Exercise material -

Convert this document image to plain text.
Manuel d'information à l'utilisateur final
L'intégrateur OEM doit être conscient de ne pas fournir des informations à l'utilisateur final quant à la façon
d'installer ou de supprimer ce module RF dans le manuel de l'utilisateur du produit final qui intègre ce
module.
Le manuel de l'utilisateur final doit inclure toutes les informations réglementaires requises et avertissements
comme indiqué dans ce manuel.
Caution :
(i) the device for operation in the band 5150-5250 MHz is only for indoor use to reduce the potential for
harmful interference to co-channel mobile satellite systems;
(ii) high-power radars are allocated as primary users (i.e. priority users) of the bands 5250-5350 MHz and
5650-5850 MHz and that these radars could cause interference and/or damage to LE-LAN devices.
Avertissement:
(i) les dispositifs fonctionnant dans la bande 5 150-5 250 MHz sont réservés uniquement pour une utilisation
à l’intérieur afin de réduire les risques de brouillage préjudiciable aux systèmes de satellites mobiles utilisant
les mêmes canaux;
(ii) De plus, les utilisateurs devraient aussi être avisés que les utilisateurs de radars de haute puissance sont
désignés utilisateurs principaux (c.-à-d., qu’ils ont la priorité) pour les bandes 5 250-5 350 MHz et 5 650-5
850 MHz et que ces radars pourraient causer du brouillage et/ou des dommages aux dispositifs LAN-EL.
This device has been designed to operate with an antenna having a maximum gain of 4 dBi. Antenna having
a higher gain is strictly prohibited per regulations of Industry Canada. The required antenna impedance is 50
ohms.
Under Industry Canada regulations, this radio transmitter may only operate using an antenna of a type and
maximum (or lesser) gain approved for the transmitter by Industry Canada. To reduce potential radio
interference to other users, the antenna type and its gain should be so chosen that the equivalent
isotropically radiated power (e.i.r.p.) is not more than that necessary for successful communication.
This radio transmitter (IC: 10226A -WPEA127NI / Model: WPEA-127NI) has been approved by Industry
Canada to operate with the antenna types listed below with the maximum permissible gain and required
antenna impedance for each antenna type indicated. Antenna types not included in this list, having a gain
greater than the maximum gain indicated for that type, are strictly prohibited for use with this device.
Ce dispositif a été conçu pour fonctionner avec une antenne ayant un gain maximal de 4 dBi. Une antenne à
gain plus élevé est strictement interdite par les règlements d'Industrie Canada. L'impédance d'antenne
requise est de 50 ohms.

Direction -
Among the lines of the records above, count those holding the string "dispositifs", and report only the number.

Solved problem -
2